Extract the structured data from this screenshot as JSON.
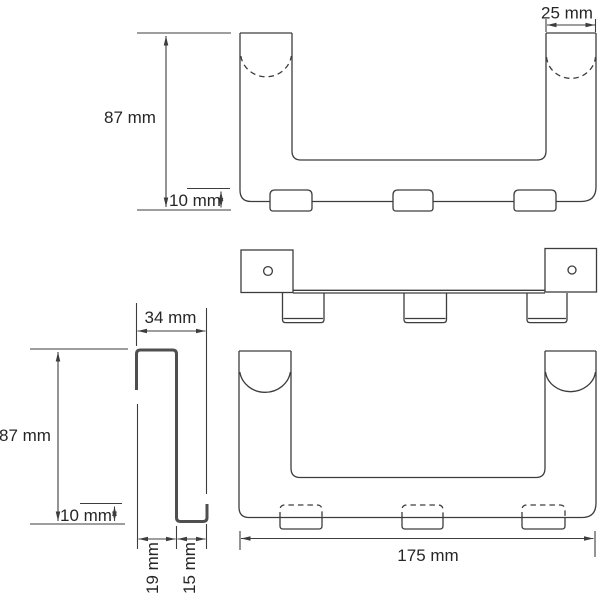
{
  "drawing": {
    "colors": {
      "background": "#ffffff",
      "line": "#3d3d3d",
      "profile_line": "#4f4f4f",
      "text": "#262626"
    },
    "dims": {
      "front_height": "87 mm",
      "front_tab": "10 mm",
      "strip_width": "25 mm",
      "side_depth": "34 mm",
      "side_height": "87 mm",
      "side_lip": "10 mm",
      "side_gap": "19 mm",
      "side_hook": "15 mm",
      "overall_width": "175 mm"
    }
  }
}
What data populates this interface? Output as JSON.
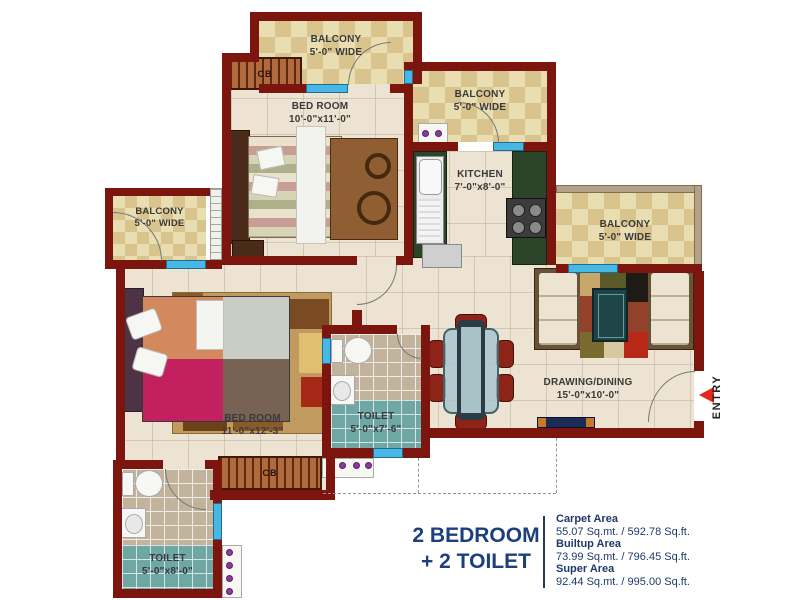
{
  "plan": {
    "labels": {
      "balcony_top": {
        "name": "BALCONY",
        "dim": "5'-0\" WIDE"
      },
      "balcony_kitchen": {
        "name": "BALCONY",
        "dim": "5'-0\" WIDE"
      },
      "balcony_left": {
        "name": "BALCONY",
        "dim": "5'-0\" WIDE"
      },
      "balcony_right": {
        "name": "BALCONY",
        "dim": "5'-0\" WIDE"
      },
      "bedroom_top": {
        "name": "BED ROOM",
        "dim": "10'-0\"x11'-0\""
      },
      "kitchen": {
        "name": "KITCHEN",
        "dim": "7'-0\"x8'-0\""
      },
      "bedroom_left": {
        "name": "BED ROOM",
        "dim": "11'-0\"x12'-3\""
      },
      "toilet_mid": {
        "name": "TOILET",
        "dim": "5'-0\"x7'-6\""
      },
      "toilet_bottom": {
        "name": "TOILET",
        "dim": "5'-0\"x8'-0\""
      },
      "drawing_dining": {
        "name": "DRAWING/DINING",
        "dim": "15'-0\"x10'-0\""
      }
    },
    "entry_label": "ENTRY",
    "cupboard_label": "CB"
  },
  "summary": {
    "title_line1": "2 BEDROOM",
    "title_line2": "+ 2 TOILET",
    "areas": [
      {
        "label": "Carpet Area",
        "value": "55.07 Sq.mt. / 592.78 Sq.ft."
      },
      {
        "label": "Builtup Area",
        "value": "73.99 Sq.mt. / 796.45 Sq.ft."
      },
      {
        "label": "Super Area",
        "value": "92.44 Sq.mt. / 995.00 Sq.ft."
      }
    ]
  },
  "colors": {
    "wall": "#7b150e",
    "window": "#49b7e4",
    "navy_text": "#1e3f7e",
    "counter_green": "#2c452a",
    "balcony_tile": "#d9c48e",
    "floor": "#ece3d2",
    "entry_arrow": "#e5271d"
  }
}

__PROBLEM TO WORK ON__. Output every entry exactly as given; pictures are not part of the copy.

__TASK RESULT__.
Extract the structured data from this screenshot as JSON.
{
  "drawing": {
    "colors": {
      "background": "#ffffff",
      "line": "#3d3d3d",
      "profile_line": "#4f4f4f",
      "text": "#262626"
    },
    "dims": {
      "front_height": "87 mm",
      "front_tab": "10 mm",
      "strip_width": "25 mm",
      "side_depth": "34 mm",
      "side_height": "87 mm",
      "side_lip": "10 mm",
      "side_gap": "19 mm",
      "side_hook": "15 mm",
      "overall_width": "175 mm"
    }
  }
}
What data populates this interface? Output as JSON.
{
  "plan": {
    "labels": {
      "balcony_top": {
        "name": "BALCONY",
        "dim": "5'-0\" WIDE"
      },
      "balcony_kitchen": {
        "name": "BALCONY",
        "dim": "5'-0\" WIDE"
      },
      "balcony_left": {
        "name": "BALCONY",
        "dim": "5'-0\" WIDE"
      },
      "balcony_right": {
        "name": "BALCONY",
        "dim": "5'-0\" WIDE"
      },
      "bedroom_top": {
        "name": "BED ROOM",
        "dim": "10'-0\"x11'-0\""
      },
      "kitchen": {
        "name": "KITCHEN",
        "dim": "7'-0\"x8'-0\""
      },
      "bedroom_left": {
        "name": "BED ROOM",
        "dim": "11'-0\"x12'-3\""
      },
      "toilet_mid": {
        "name": "TOILET",
        "dim": "5'-0\"x7'-6\""
      },
      "toilet_bottom": {
        "name": "TOILET",
        "dim": "5'-0\"x8'-0\""
      },
      "drawing_dining": {
        "name": "DRAWING/DINING",
        "dim": "15'-0\"x10'-0\""
      }
    },
    "entry_label": "ENTRY",
    "cupboard_label": "CB"
  },
  "summary": {
    "title_line1": "2 BEDROOM",
    "title_line2": "+ 2 TOILET",
    "areas": [
      {
        "label": "Carpet Area",
        "value": "55.07 Sq.mt. / 592.78 Sq.ft."
      },
      {
        "label": "Builtup Area",
        "value": "73.99 Sq.mt. / 796.45 Sq.ft."
      },
      {
        "label": "Super Area",
        "value": "92.44 Sq.mt. / 995.00 Sq.ft."
      }
    ]
  },
  "colors": {
    "wall": "#7b150e",
    "window": "#49b7e4",
    "navy_text": "#1e3f7e",
    "counter_green": "#2c452a",
    "balcony_tile": "#d9c48e",
    "floor": "#ece3d2",
    "entry_arrow": "#e5271d"
  }
}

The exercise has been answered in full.